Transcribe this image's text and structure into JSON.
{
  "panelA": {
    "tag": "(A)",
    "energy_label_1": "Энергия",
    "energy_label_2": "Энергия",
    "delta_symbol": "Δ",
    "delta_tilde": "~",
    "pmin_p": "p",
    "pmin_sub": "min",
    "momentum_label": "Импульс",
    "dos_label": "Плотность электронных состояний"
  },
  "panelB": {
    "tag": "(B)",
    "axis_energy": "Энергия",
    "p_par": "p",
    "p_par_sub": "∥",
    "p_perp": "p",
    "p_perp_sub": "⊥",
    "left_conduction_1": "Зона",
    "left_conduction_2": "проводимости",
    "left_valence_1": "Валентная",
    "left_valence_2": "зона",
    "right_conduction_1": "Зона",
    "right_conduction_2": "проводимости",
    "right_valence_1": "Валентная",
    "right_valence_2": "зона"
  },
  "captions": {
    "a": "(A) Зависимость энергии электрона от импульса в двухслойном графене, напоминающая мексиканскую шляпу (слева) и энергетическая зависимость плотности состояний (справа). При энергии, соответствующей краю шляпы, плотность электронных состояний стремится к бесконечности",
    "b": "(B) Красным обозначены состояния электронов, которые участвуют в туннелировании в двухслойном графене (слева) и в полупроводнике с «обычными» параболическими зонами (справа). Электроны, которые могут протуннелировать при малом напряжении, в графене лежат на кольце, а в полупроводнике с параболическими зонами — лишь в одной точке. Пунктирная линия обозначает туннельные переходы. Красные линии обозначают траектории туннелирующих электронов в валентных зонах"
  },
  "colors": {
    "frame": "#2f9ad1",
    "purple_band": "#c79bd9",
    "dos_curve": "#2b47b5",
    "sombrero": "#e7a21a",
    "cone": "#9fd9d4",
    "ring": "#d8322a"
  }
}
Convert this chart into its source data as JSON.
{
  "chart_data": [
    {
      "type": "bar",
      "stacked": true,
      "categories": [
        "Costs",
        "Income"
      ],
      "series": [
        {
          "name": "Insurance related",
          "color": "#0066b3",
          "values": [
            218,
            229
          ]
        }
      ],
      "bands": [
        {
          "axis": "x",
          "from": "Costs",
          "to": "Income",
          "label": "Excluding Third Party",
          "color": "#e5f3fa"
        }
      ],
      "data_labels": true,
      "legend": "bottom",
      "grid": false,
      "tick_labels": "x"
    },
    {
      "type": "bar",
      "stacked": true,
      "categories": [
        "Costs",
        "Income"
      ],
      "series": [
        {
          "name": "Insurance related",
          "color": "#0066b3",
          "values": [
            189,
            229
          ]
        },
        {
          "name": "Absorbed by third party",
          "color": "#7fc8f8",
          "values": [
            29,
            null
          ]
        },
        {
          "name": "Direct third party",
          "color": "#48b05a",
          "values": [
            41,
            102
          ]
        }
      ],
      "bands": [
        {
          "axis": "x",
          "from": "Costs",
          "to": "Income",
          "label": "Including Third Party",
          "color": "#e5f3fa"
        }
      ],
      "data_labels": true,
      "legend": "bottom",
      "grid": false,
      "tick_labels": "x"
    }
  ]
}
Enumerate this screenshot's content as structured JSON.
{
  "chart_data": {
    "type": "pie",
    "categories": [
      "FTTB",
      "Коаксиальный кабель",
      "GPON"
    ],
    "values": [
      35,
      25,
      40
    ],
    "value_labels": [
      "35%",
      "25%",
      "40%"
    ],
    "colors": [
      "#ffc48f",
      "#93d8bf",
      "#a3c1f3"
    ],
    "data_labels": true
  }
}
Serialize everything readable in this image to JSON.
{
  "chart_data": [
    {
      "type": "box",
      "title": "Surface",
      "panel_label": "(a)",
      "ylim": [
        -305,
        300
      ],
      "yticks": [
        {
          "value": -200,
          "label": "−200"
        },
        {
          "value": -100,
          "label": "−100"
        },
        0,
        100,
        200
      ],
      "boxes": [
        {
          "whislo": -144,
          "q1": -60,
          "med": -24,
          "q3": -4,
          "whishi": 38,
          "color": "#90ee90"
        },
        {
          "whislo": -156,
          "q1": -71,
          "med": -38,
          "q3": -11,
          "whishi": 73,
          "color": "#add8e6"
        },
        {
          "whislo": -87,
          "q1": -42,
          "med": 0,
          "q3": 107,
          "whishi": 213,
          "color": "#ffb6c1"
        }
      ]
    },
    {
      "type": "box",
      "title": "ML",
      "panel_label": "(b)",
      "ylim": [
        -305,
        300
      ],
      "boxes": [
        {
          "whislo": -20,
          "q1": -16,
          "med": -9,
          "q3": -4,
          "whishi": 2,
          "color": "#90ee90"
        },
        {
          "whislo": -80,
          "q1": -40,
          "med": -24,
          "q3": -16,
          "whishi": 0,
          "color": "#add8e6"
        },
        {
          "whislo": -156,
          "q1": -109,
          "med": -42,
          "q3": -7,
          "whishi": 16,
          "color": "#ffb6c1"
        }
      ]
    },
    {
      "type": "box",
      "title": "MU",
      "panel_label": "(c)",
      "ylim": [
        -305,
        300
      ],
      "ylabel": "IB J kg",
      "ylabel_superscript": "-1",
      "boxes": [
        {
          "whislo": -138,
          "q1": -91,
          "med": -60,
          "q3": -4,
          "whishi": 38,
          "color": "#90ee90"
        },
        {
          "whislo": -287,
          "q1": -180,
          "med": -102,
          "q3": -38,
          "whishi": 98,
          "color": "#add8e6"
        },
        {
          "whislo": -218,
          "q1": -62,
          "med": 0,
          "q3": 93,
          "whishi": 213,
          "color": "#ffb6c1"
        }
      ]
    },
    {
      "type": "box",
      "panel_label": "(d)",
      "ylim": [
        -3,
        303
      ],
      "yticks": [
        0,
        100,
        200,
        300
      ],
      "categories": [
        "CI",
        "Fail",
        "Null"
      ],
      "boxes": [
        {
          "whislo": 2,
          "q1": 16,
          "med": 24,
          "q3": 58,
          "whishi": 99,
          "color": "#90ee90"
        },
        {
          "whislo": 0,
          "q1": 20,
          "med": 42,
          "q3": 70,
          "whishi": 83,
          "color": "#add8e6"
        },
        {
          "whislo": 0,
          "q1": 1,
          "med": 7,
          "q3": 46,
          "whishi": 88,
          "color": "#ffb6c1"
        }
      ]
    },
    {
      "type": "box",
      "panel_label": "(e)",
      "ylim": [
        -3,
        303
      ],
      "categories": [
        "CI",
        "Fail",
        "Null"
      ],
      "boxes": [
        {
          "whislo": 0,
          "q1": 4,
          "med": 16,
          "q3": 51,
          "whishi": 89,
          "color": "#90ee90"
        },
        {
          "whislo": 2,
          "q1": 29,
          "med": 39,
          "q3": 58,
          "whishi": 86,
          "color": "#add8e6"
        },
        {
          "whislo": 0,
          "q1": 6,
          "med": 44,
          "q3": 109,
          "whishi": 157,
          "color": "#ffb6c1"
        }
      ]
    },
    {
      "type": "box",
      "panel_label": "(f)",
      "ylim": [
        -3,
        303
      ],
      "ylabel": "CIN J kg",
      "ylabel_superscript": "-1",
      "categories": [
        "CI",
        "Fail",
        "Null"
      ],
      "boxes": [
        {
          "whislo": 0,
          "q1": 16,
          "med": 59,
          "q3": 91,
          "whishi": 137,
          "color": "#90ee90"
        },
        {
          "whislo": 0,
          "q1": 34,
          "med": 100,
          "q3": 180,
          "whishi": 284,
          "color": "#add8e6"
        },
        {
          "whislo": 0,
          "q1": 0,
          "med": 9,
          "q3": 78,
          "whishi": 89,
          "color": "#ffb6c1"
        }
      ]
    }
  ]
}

» **TASK PROMPT**:
Restate the listing above word for word.

» **RESULT FOR THIS TASK**:
Transcribe this image's text and structure into JSON.
{
  "panelA": {
    "tag": "(A)",
    "energy_label_1": "Энергия",
    "energy_label_2": "Энергия",
    "delta_symbol": "Δ",
    "delta_tilde": "~",
    "pmin_p": "p",
    "pmin_sub": "min",
    "momentum_label": "Импульс",
    "dos_label": "Плотность электронных состояний"
  },
  "panelB": {
    "tag": "(B)",
    "axis_energy": "Энергия",
    "p_par": "p",
    "p_par_sub": "∥",
    "p_perp": "p",
    "p_perp_sub": "⊥",
    "left_conduction_1": "Зона",
    "left_conduction_2": "проводимости",
    "left_valence_1": "Валентная",
    "left_valence_2": "зона",
    "right_conduction_1": "Зона",
    "right_conduction_2": "проводимости",
    "right_valence_1": "Валентная",
    "right_valence_2": "зона"
  },
  "captions": {
    "a": "(A) Зависимость энергии электрона от импульса в двухслойном графене, напоминающая мексиканскую шляпу (слева) и энергетическая зависимость плотности состояний (справа). При энергии, соответствующей краю шляпы, плотность электронных состояний стремится к бесконечности",
    "b": "(B) Красным обозначены состояния электронов, которые участвуют в туннелировании в двухслойном графене (слева) и в полупроводнике с «обычными» параболическими зонами (справа). Электроны, которые могут протуннелировать при малом напряжении, в графене лежат на кольце, а в полупроводнике с параболическими зонами — лишь в одной точке. Пунктирная линия обозначает туннельные переходы. Красные линии обозначают траектории туннелирующих электронов в валентных зонах"
  },
  "colors": {
    "frame": "#2f9ad1",
    "purple_band": "#c79bd9",
    "dos_curve": "#2b47b5",
    "sombrero": "#e7a21a",
    "cone": "#9fd9d4",
    "ring": "#d8322a"
  }
}
Convert this chart into its source data as JSON.
{
  "chart_data": [
    {
      "type": "bar",
      "stacked": true,
      "categories": [
        "Costs",
        "Income"
      ],
      "series": [
        {
          "name": "Insurance related",
          "color": "#0066b3",
          "values": [
            218,
            229
          ]
        }
      ],
      "bands": [
        {
          "axis": "x",
          "from": "Costs",
          "to": "Income",
          "label": "Excluding Third Party",
          "color": "#e5f3fa"
        }
      ],
      "data_labels": true,
      "legend": "bottom",
      "grid": false,
      "tick_labels": "x"
    },
    {
      "type": "bar",
      "stacked": true,
      "categories": [
        "Costs",
        "Income"
      ],
      "series": [
        {
          "name": "Insurance related",
          "color": "#0066b3",
          "values": [
            189,
            229
          ]
        },
        {
          "name": "Absorbed by third party",
          "color": "#7fc8f8",
          "values": [
            29,
            null
          ]
        },
        {
          "name": "Direct third party",
          "color": "#48b05a",
          "values": [
            41,
            102
          ]
        }
      ],
      "bands": [
        {
          "axis": "x",
          "from": "Costs",
          "to": "Income",
          "label": "Including Third Party",
          "color": "#e5f3fa"
        }
      ],
      "data_labels": true,
      "legend": "bottom",
      "grid": false,
      "tick_labels": "x"
    }
  ]
}
Enumerate this screenshot's content as structured JSON.
{
  "chart_data": {
    "type": "pie",
    "categories": [
      "FTTB",
      "Коаксиальный кабель",
      "GPON"
    ],
    "values": [
      35,
      25,
      40
    ],
    "value_labels": [
      "35%",
      "25%",
      "40%"
    ],
    "colors": [
      "#ffc48f",
      "#93d8bf",
      "#a3c1f3"
    ],
    "data_labels": true
  }
}
Serialize everything readable in this image to JSON.
{
  "chart_data": [
    {
      "type": "box",
      "title": "Surface",
      "panel_label": "(a)",
      "ylim": [
        -305,
        300
      ],
      "yticks": [
        {
          "value": -200,
          "label": "−200"
        },
        {
          "value": -100,
          "label": "−100"
        },
        0,
        100,
        200
      ],
      "boxes": [
        {
          "whislo": -144,
          "q1": -60,
          "med": -24,
          "q3": -4,
          "whishi": 38,
          "color": "#90ee90"
        },
        {
          "whislo": -156,
          "q1": -71,
          "med": -38,
          "q3": -11,
          "whishi": 73,
          "color": "#add8e6"
        },
        {
          "whislo": -87,
          "q1": -42,
          "med": 0,
          "q3": 107,
          "whishi": 213,
          "color": "#ffb6c1"
        }
      ]
    },
    {
      "type": "box",
      "title": "ML",
      "panel_label": "(b)",
      "ylim": [
        -305,
        300
      ],
      "boxes": [
        {
          "whislo": -20,
          "q1": -16,
          "med": -9,
          "q3": -4,
          "whishi": 2,
          "color": "#90ee90"
        },
        {
          "whislo": -80,
          "q1": -40,
          "med": -24,
          "q3": -16,
          "whishi": 0,
          "color": "#add8e6"
        },
        {
          "whislo": -156,
          "q1": -109,
          "med": -42,
          "q3": -7,
          "whishi": 16,
          "color": "#ffb6c1"
        }
      ]
    },
    {
      "type": "box",
      "title": "MU",
      "panel_label": "(c)",
      "ylim": [
        -305,
        300
      ],
      "ylabel": "IB J kg",
      "ylabel_superscript": "-1",
      "boxes": [
        {
          "whislo": -138,
          "q1": -91,
          "med": -60,
          "q3": -4,
          "whishi": 38,
          "color": "#90ee90"
        },
        {
          "whislo": -287,
          "q1": -180,
          "med": -102,
          "q3": -38,
          "whishi": 98,
          "color": "#add8e6"
        },
        {
          "whislo": -218,
          "q1": -62,
          "med": 0,
          "q3": 93,
          "whishi": 213,
          "color": "#ffb6c1"
        }
      ]
    },
    {
      "type": "box",
      "panel_label": "(d)",
      "ylim": [
        -3,
        303
      ],
      "yticks": [
        0,
        100,
        200,
        300
      ],
      "categories": [
        "CI",
        "Fail",
        "Null"
      ],
      "boxes": [
        {
          "whislo": 2,
          "q1": 16,
          "med": 24,
          "q3": 58,
          "whishi": 99,
          "color": "#90ee90"
        },
        {
          "whislo": 0,
          "q1": 20,
          "med": 42,
          "q3": 70,
          "whishi": 83,
          "color": "#add8e6"
        },
        {
          "whislo": 0,
          "q1": 1,
          "med": 7,
          "q3": 46,
          "whishi": 88,
          "color": "#ffb6c1"
        }
      ]
    },
    {
      "type": "box",
      "panel_label": "(e)",
      "ylim": [
        -3,
        303
      ],
      "categories": [
        "CI",
        "Fail",
        "Null"
      ],
      "boxes": [
        {
          "whislo": 0,
          "q1": 4,
          "med": 16,
          "q3": 51,
          "whishi": 89,
          "color": "#90ee90"
        },
        {
          "whislo": 2,
          "q1": 29,
          "med": 39,
          "q3": 58,
          "whishi": 86,
          "color": "#add8e6"
        },
        {
          "whislo": 0,
          "q1": 6,
          "med": 44,
          "q3": 109,
          "whishi": 157,
          "color": "#ffb6c1"
        }
      ]
    },
    {
      "type": "box",
      "panel_label": "(f)",
      "ylim": [
        -3,
        303
      ],
      "ylabel": "CIN J kg",
      "ylabel_superscript": "-1",
      "categories": [
        "CI",
        "Fail",
        "Null"
      ],
      "boxes": [
        {
          "whislo": 0,
          "q1": 16,
          "med": 59,
          "q3": 91,
          "whishi": 137,
          "color": "#90ee90"
        },
        {
          "whislo": 0,
          "q1": 34,
          "med": 100,
          "q3": 180,
          "whishi": 284,
          "color": "#add8e6"
        },
        {
          "whislo": 0,
          "q1": 0,
          "med": 9,
          "q3": 78,
          "whishi": 89,
          "color": "#ffb6c1"
        }
      ]
    }
  ]
}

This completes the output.